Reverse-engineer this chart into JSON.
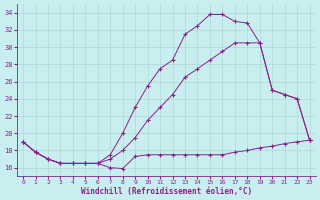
{
  "background_color": "#c8eef0",
  "grid_color": "#b0d8d8",
  "line_color": "#882288",
  "xlabel": "Windchill (Refroidissement éolien,°C)",
  "ylim": [
    15.0,
    35.0
  ],
  "xlim": [
    -0.5,
    23.5
  ],
  "yticks": [
    16,
    18,
    20,
    22,
    24,
    26,
    28,
    30,
    32,
    34
  ],
  "xticks": [
    0,
    1,
    2,
    3,
    4,
    5,
    6,
    7,
    8,
    9,
    10,
    11,
    12,
    13,
    14,
    15,
    16,
    17,
    18,
    19,
    20,
    21,
    22,
    23
  ],
  "line1_x": [
    0,
    1,
    2,
    3,
    4,
    5,
    6,
    7,
    8,
    9,
    10,
    11,
    12,
    13,
    14,
    15,
    16,
    17,
    18,
    19,
    20,
    21,
    22,
    23
  ],
  "line1_y": [
    19.0,
    17.8,
    17.0,
    16.5,
    16.5,
    16.5,
    16.5,
    16.0,
    15.9,
    17.3,
    17.5,
    17.5,
    17.5,
    17.5,
    17.5,
    17.5,
    17.5,
    17.8,
    18.0,
    18.3,
    18.5,
    18.8,
    19.0,
    19.2
  ],
  "line2_x": [
    0,
    1,
    2,
    3,
    4,
    5,
    6,
    7,
    8,
    9,
    10,
    11,
    12,
    13,
    14,
    15,
    16,
    17,
    18,
    19,
    20,
    21,
    22,
    23
  ],
  "line2_y": [
    19.0,
    17.8,
    17.0,
    16.5,
    16.5,
    16.5,
    16.5,
    17.0,
    18.0,
    19.5,
    21.5,
    23.0,
    24.5,
    26.5,
    27.5,
    28.5,
    29.5,
    30.5,
    30.5,
    30.5,
    25.0,
    24.5,
    24.0,
    19.2
  ],
  "line3_x": [
    0,
    1,
    2,
    3,
    4,
    5,
    6,
    7,
    8,
    9,
    10,
    11,
    12,
    13,
    14,
    15,
    16,
    17,
    18,
    19,
    20,
    21,
    22,
    23
  ],
  "line3_y": [
    19.0,
    17.8,
    17.0,
    16.5,
    16.5,
    16.5,
    16.5,
    17.5,
    20.0,
    23.0,
    25.5,
    27.5,
    28.5,
    31.5,
    32.5,
    33.8,
    33.8,
    33.0,
    32.8,
    30.5,
    25.0,
    24.5,
    24.0,
    19.2
  ]
}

TASK TO COMPLETE
The records above are to be reproduced exactly; the pictures are to be left out.

SOLVED PROBLEM
Reverse-engineer this chart into JSON.
{
  "background_color": "#c8eef0",
  "grid_color": "#b0d8d8",
  "line_color": "#882288",
  "xlabel": "Windchill (Refroidissement éolien,°C)",
  "ylim": [
    15.0,
    35.0
  ],
  "xlim": [
    -0.5,
    23.5
  ],
  "yticks": [
    16,
    18,
    20,
    22,
    24,
    26,
    28,
    30,
    32,
    34
  ],
  "xticks": [
    0,
    1,
    2,
    3,
    4,
    5,
    6,
    7,
    8,
    9,
    10,
    11,
    12,
    13,
    14,
    15,
    16,
    17,
    18,
    19,
    20,
    21,
    22,
    23
  ],
  "line1_x": [
    0,
    1,
    2,
    3,
    4,
    5,
    6,
    7,
    8,
    9,
    10,
    11,
    12,
    13,
    14,
    15,
    16,
    17,
    18,
    19,
    20,
    21,
    22,
    23
  ],
  "line1_y": [
    19.0,
    17.8,
    17.0,
    16.5,
    16.5,
    16.5,
    16.5,
    16.0,
    15.9,
    17.3,
    17.5,
    17.5,
    17.5,
    17.5,
    17.5,
    17.5,
    17.5,
    17.8,
    18.0,
    18.3,
    18.5,
    18.8,
    19.0,
    19.2
  ],
  "line2_x": [
    0,
    1,
    2,
    3,
    4,
    5,
    6,
    7,
    8,
    9,
    10,
    11,
    12,
    13,
    14,
    15,
    16,
    17,
    18,
    19,
    20,
    21,
    22,
    23
  ],
  "line2_y": [
    19.0,
    17.8,
    17.0,
    16.5,
    16.5,
    16.5,
    16.5,
    17.0,
    18.0,
    19.5,
    21.5,
    23.0,
    24.5,
    26.5,
    27.5,
    28.5,
    29.5,
    30.5,
    30.5,
    30.5,
    25.0,
    24.5,
    24.0,
    19.2
  ],
  "line3_x": [
    0,
    1,
    2,
    3,
    4,
    5,
    6,
    7,
    8,
    9,
    10,
    11,
    12,
    13,
    14,
    15,
    16,
    17,
    18,
    19,
    20,
    21,
    22,
    23
  ],
  "line3_y": [
    19.0,
    17.8,
    17.0,
    16.5,
    16.5,
    16.5,
    16.5,
    17.5,
    20.0,
    23.0,
    25.5,
    27.5,
    28.5,
    31.5,
    32.5,
    33.8,
    33.8,
    33.0,
    32.8,
    30.5,
    25.0,
    24.5,
    24.0,
    19.2
  ]
}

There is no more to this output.